Write the listing below out again exactly, dropping the images.
——
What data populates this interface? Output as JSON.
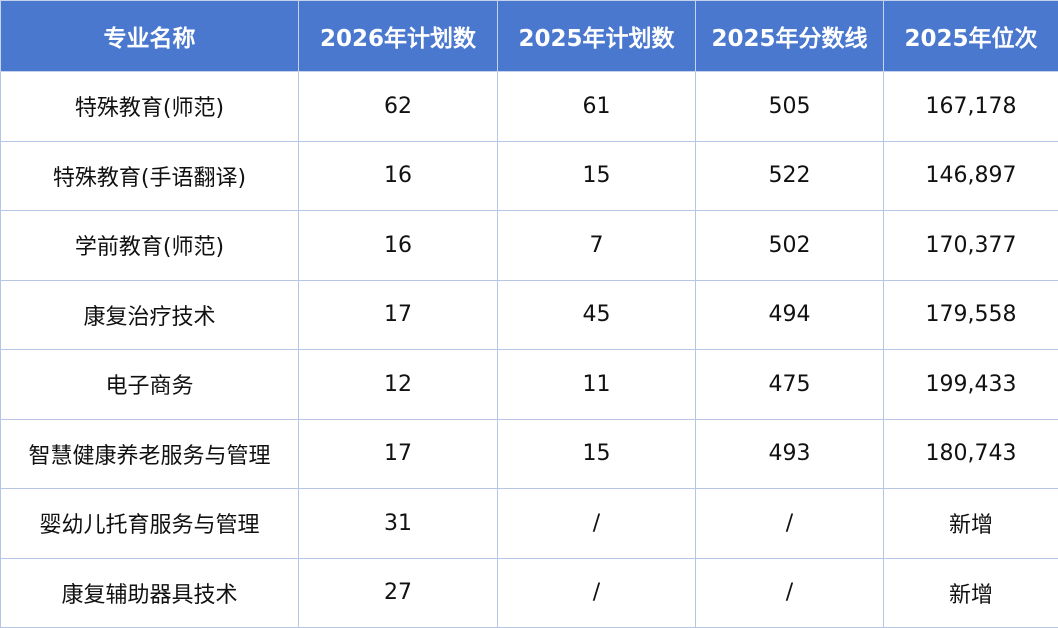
{
  "table": {
    "header": [
      "专业名称",
      "2026年计划数",
      "2025年计划数",
      "2025年分数线",
      "2025年位次"
    ],
    "rows": [
      [
        "特殊教育(师范)",
        "62",
        "61",
        "505",
        "167,178"
      ],
      [
        "特殊教育(手语翻译)",
        "16",
        "15",
        "522",
        "146,897"
      ],
      [
        "学前教育(师范)",
        "16",
        "7",
        "502",
        "170,377"
      ],
      [
        "康复治疗技术",
        "17",
        "45",
        "494",
        "179,558"
      ],
      [
        "电子商务",
        "12",
        "11",
        "475",
        "199,433"
      ],
      [
        "智慧健康养老服务与管理",
        "17",
        "15",
        "493",
        "180,743"
      ],
      [
        "婴幼儿托育服务与管理",
        "31",
        "/",
        "/",
        "新增"
      ],
      [
        "康复辅助器具技术",
        "27",
        "/",
        "/",
        "新增"
      ]
    ]
  }
}
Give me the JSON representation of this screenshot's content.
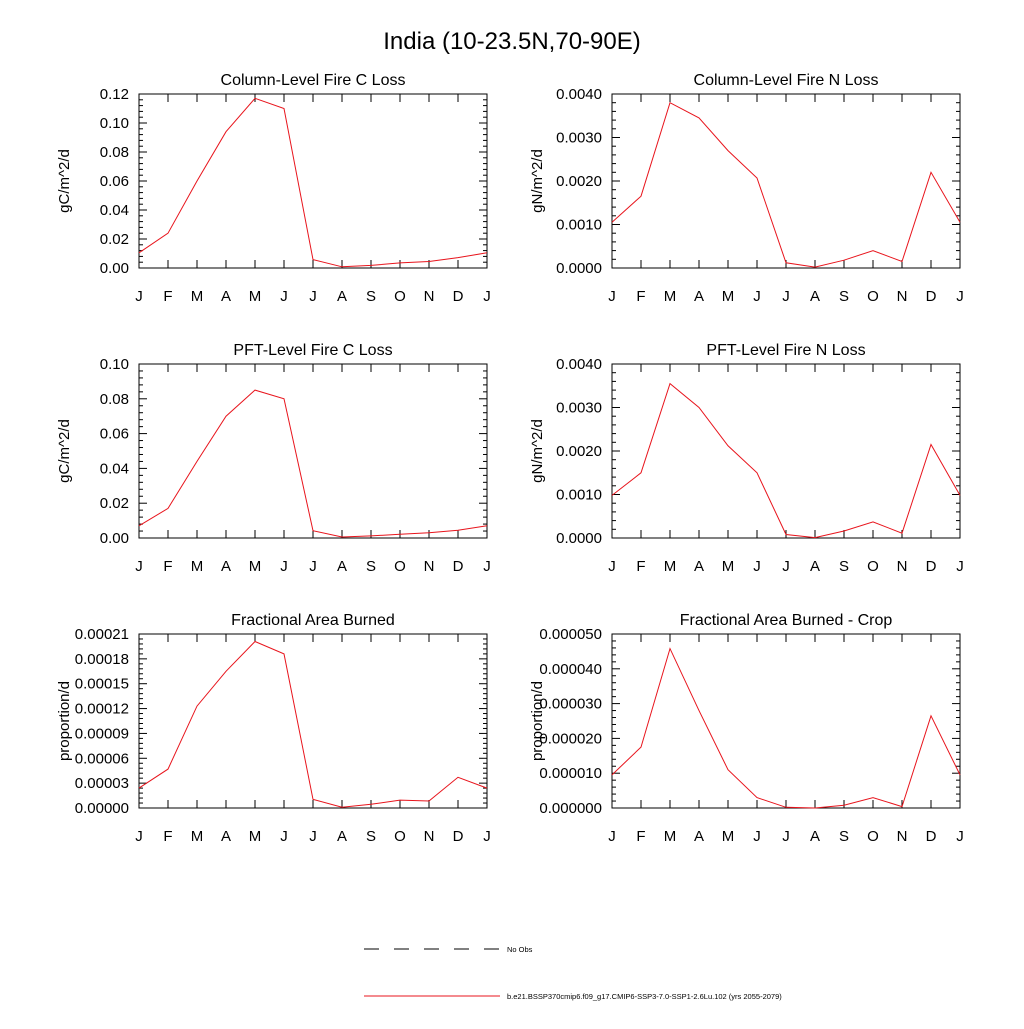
{
  "figure_title": "India (10-23.5N,70-90E)",
  "legend": {
    "entries": [
      {
        "label": "No Obs",
        "style": "dashed",
        "color": "#000000"
      },
      {
        "label": "b.e21.BSSP370cmip6.f09_g17.CMIP6-SSP3-7.0-SSP1-2.6Lu.102 (yrs 2055-2079)",
        "style": "solid",
        "color": "#e8141c"
      }
    ]
  },
  "chart_data": [
    {
      "type": "line",
      "title": "Column-Level Fire C Loss",
      "xlabel": "",
      "ylabel": "gC/m^2/d",
      "x": [
        "J",
        "F",
        "M",
        "A",
        "M",
        "J",
        "J",
        "A",
        "S",
        "O",
        "N",
        "D",
        "J"
      ],
      "ylim": [
        0,
        0.12
      ],
      "yticks": [
        "0.00",
        "0.02",
        "0.04",
        "0.06",
        "0.08",
        "0.10",
        "0.12"
      ],
      "series": [
        {
          "values": [
            0.0105,
            0.024,
            0.06,
            0.094,
            0.117,
            0.11,
            0.0058,
            0.0008,
            0.0018,
            0.0035,
            0.0045,
            0.0072,
            0.0105
          ]
        }
      ]
    },
    {
      "type": "line",
      "title": "Column-Level Fire N Loss",
      "xlabel": "",
      "ylabel": "gN/m^2/d",
      "x": [
        "J",
        "F",
        "M",
        "A",
        "M",
        "J",
        "J",
        "A",
        "S",
        "O",
        "N",
        "D",
        "J"
      ],
      "ylim": [
        0,
        0.004
      ],
      "yticks": [
        "0.0000",
        "0.0010",
        "0.0020",
        "0.0030",
        "0.0040"
      ],
      "series": [
        {
          "values": [
            0.00105,
            0.00165,
            0.0038,
            0.00345,
            0.0027,
            0.00207,
            0.00012,
            2e-05,
            0.00018,
            0.0004,
            0.00015,
            0.0022,
            0.00105
          ]
        }
      ]
    },
    {
      "type": "line",
      "title": "PFT-Level Fire C Loss",
      "xlabel": "",
      "ylabel": "gC/m^2/d",
      "x": [
        "J",
        "F",
        "M",
        "A",
        "M",
        "J",
        "J",
        "A",
        "S",
        "O",
        "N",
        "D",
        "J"
      ],
      "ylim": [
        0,
        0.1
      ],
      "yticks": [
        "0.00",
        "0.02",
        "0.04",
        "0.06",
        "0.08",
        "0.10"
      ],
      "series": [
        {
          "values": [
            0.007,
            0.017,
            0.044,
            0.07,
            0.085,
            0.08,
            0.0042,
            0.0006,
            0.0012,
            0.0022,
            0.003,
            0.0045,
            0.007
          ]
        }
      ]
    },
    {
      "type": "line",
      "title": "PFT-Level Fire N Loss",
      "xlabel": "",
      "ylabel": "gN/m^2/d",
      "x": [
        "J",
        "F",
        "M",
        "A",
        "M",
        "J",
        "J",
        "A",
        "S",
        "O",
        "N",
        "D",
        "J"
      ],
      "ylim": [
        0,
        0.004
      ],
      "yticks": [
        "0.0000",
        "0.0010",
        "0.0020",
        "0.0030",
        "0.0040"
      ],
      "series": [
        {
          "values": [
            0.00098,
            0.0015,
            0.00355,
            0.003,
            0.00212,
            0.0015,
            8e-05,
            1e-05,
            0.00016,
            0.00037,
            0.00011,
            0.00215,
            0.00098
          ]
        }
      ]
    },
    {
      "type": "line",
      "title": "Fractional Area Burned",
      "xlabel": "",
      "ylabel": "proportion/d",
      "x": [
        "J",
        "F",
        "M",
        "A",
        "M",
        "J",
        "J",
        "A",
        "S",
        "O",
        "N",
        "D",
        "J"
      ],
      "ylim": [
        0,
        0.00021
      ],
      "yticks": [
        "0.00000",
        "0.00003",
        "0.00006",
        "0.00009",
        "0.00012",
        "0.00015",
        "0.00018",
        "0.00021"
      ],
      "series": [
        {
          "values": [
            2.4e-05,
            4.7e-05,
            0.000123,
            0.000165,
            0.000201,
            0.000186,
            1.05e-05,
            1e-06,
            4.5e-06,
            9.5e-06,
            8.5e-06,
            3.7e-05,
            2.4e-05
          ]
        }
      ]
    },
    {
      "type": "line",
      "title": "Fractional Area Burned - Crop",
      "xlabel": "",
      "ylabel": "proportion/d",
      "x": [
        "J",
        "F",
        "M",
        "A",
        "M",
        "J",
        "J",
        "A",
        "S",
        "O",
        "N",
        "D",
        "J"
      ],
      "ylim": [
        0,
        5e-05
      ],
      "yticks": [
        "0.000000",
        "0.000010",
        "0.000020",
        "0.000030",
        "0.000040",
        "0.000050"
      ],
      "series": [
        {
          "values": [
            9.5e-06,
            1.75e-05,
            4.58e-05,
            2.8e-05,
            1.1e-05,
            3e-06,
            2e-07,
            0.0,
            8e-07,
            3e-06,
            4e-07,
            2.65e-05,
            9.5e-06
          ]
        }
      ]
    }
  ]
}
——
[Answer to the exercise]
What data populates this interface? Output as JSON.
{
  "table": {
    "header": [
      "专业名称",
      "2026年计划数",
      "2025年计划数",
      "2025年分数线",
      "2025年位次"
    ],
    "rows": [
      [
        "特殊教育(师范)",
        "62",
        "61",
        "505",
        "167,178"
      ],
      [
        "特殊教育(手语翻译)",
        "16",
        "15",
        "522",
        "146,897"
      ],
      [
        "学前教育(师范)",
        "16",
        "7",
        "502",
        "170,377"
      ],
      [
        "康复治疗技术",
        "17",
        "45",
        "494",
        "179,558"
      ],
      [
        "电子商务",
        "12",
        "11",
        "475",
        "199,433"
      ],
      [
        "智慧健康养老服务与管理",
        "17",
        "15",
        "493",
        "180,743"
      ],
      [
        "婴幼儿托育服务与管理",
        "31",
        "/",
        "/",
        "新增"
      ],
      [
        "康复辅助器具技术",
        "27",
        "/",
        "/",
        "新增"
      ]
    ]
  }
}
Give me the JSON representation of this screenshot's content.
{
  "figure_title": "India (10-23.5N,70-90E)",
  "legend": {
    "entries": [
      {
        "label": "No Obs",
        "style": "dashed",
        "color": "#000000"
      },
      {
        "label": "b.e21.BSSP370cmip6.f09_g17.CMIP6-SSP3-7.0-SSP1-2.6Lu.102 (yrs 2055-2079)",
        "style": "solid",
        "color": "#e8141c"
      }
    ]
  },
  "chart_data": [
    {
      "type": "line",
      "title": "Column-Level Fire C Loss",
      "xlabel": "",
      "ylabel": "gC/m^2/d",
      "x": [
        "J",
        "F",
        "M",
        "A",
        "M",
        "J",
        "J",
        "A",
        "S",
        "O",
        "N",
        "D",
        "J"
      ],
      "ylim": [
        0,
        0.12
      ],
      "yticks": [
        "0.00",
        "0.02",
        "0.04",
        "0.06",
        "0.08",
        "0.10",
        "0.12"
      ],
      "series": [
        {
          "values": [
            0.0105,
            0.024,
            0.06,
            0.094,
            0.117,
            0.11,
            0.0058,
            0.0008,
            0.0018,
            0.0035,
            0.0045,
            0.0072,
            0.0105
          ]
        }
      ]
    },
    {
      "type": "line",
      "title": "Column-Level Fire N Loss",
      "xlabel": "",
      "ylabel": "gN/m^2/d",
      "x": [
        "J",
        "F",
        "M",
        "A",
        "M",
        "J",
        "J",
        "A",
        "S",
        "O",
        "N",
        "D",
        "J"
      ],
      "ylim": [
        0,
        0.004
      ],
      "yticks": [
        "0.0000",
        "0.0010",
        "0.0020",
        "0.0030",
        "0.0040"
      ],
      "series": [
        {
          "values": [
            0.00105,
            0.00165,
            0.0038,
            0.00345,
            0.0027,
            0.00207,
            0.00012,
            2e-05,
            0.00018,
            0.0004,
            0.00015,
            0.0022,
            0.00105
          ]
        }
      ]
    },
    {
      "type": "line",
      "title": "PFT-Level Fire C Loss",
      "xlabel": "",
      "ylabel": "gC/m^2/d",
      "x": [
        "J",
        "F",
        "M",
        "A",
        "M",
        "J",
        "J",
        "A",
        "S",
        "O",
        "N",
        "D",
        "J"
      ],
      "ylim": [
        0,
        0.1
      ],
      "yticks": [
        "0.00",
        "0.02",
        "0.04",
        "0.06",
        "0.08",
        "0.10"
      ],
      "series": [
        {
          "values": [
            0.007,
            0.017,
            0.044,
            0.07,
            0.085,
            0.08,
            0.0042,
            0.0006,
            0.0012,
            0.0022,
            0.003,
            0.0045,
            0.007
          ]
        }
      ]
    },
    {
      "type": "line",
      "title": "PFT-Level Fire N Loss",
      "xlabel": "",
      "ylabel": "gN/m^2/d",
      "x": [
        "J",
        "F",
        "M",
        "A",
        "M",
        "J",
        "J",
        "A",
        "S",
        "O",
        "N",
        "D",
        "J"
      ],
      "ylim": [
        0,
        0.004
      ],
      "yticks": [
        "0.0000",
        "0.0010",
        "0.0020",
        "0.0030",
        "0.0040"
      ],
      "series": [
        {
          "values": [
            0.00098,
            0.0015,
            0.00355,
            0.003,
            0.00212,
            0.0015,
            8e-05,
            1e-05,
            0.00016,
            0.00037,
            0.00011,
            0.00215,
            0.00098
          ]
        }
      ]
    },
    {
      "type": "line",
      "title": "Fractional Area Burned",
      "xlabel": "",
      "ylabel": "proportion/d",
      "x": [
        "J",
        "F",
        "M",
        "A",
        "M",
        "J",
        "J",
        "A",
        "S",
        "O",
        "N",
        "D",
        "J"
      ],
      "ylim": [
        0,
        0.00021
      ],
      "yticks": [
        "0.00000",
        "0.00003",
        "0.00006",
        "0.00009",
        "0.00012",
        "0.00015",
        "0.00018",
        "0.00021"
      ],
      "series": [
        {
          "values": [
            2.4e-05,
            4.7e-05,
            0.000123,
            0.000165,
            0.000201,
            0.000186,
            1.05e-05,
            1e-06,
            4.5e-06,
            9.5e-06,
            8.5e-06,
            3.7e-05,
            2.4e-05
          ]
        }
      ]
    },
    {
      "type": "line",
      "title": "Fractional Area Burned - Crop",
      "xlabel": "",
      "ylabel": "proportion/d",
      "x": [
        "J",
        "F",
        "M",
        "A",
        "M",
        "J",
        "J",
        "A",
        "S",
        "O",
        "N",
        "D",
        "J"
      ],
      "ylim": [
        0,
        5e-05
      ],
      "yticks": [
        "0.000000",
        "0.000010",
        "0.000020",
        "0.000030",
        "0.000040",
        "0.000050"
      ],
      "series": [
        {
          "values": [
            9.5e-06,
            1.75e-05,
            4.58e-05,
            2.8e-05,
            1.1e-05,
            3e-06,
            2e-07,
            0.0,
            8e-07,
            3e-06,
            4e-07,
            2.65e-05,
            9.5e-06
          ]
        }
      ]
    }
  ]
}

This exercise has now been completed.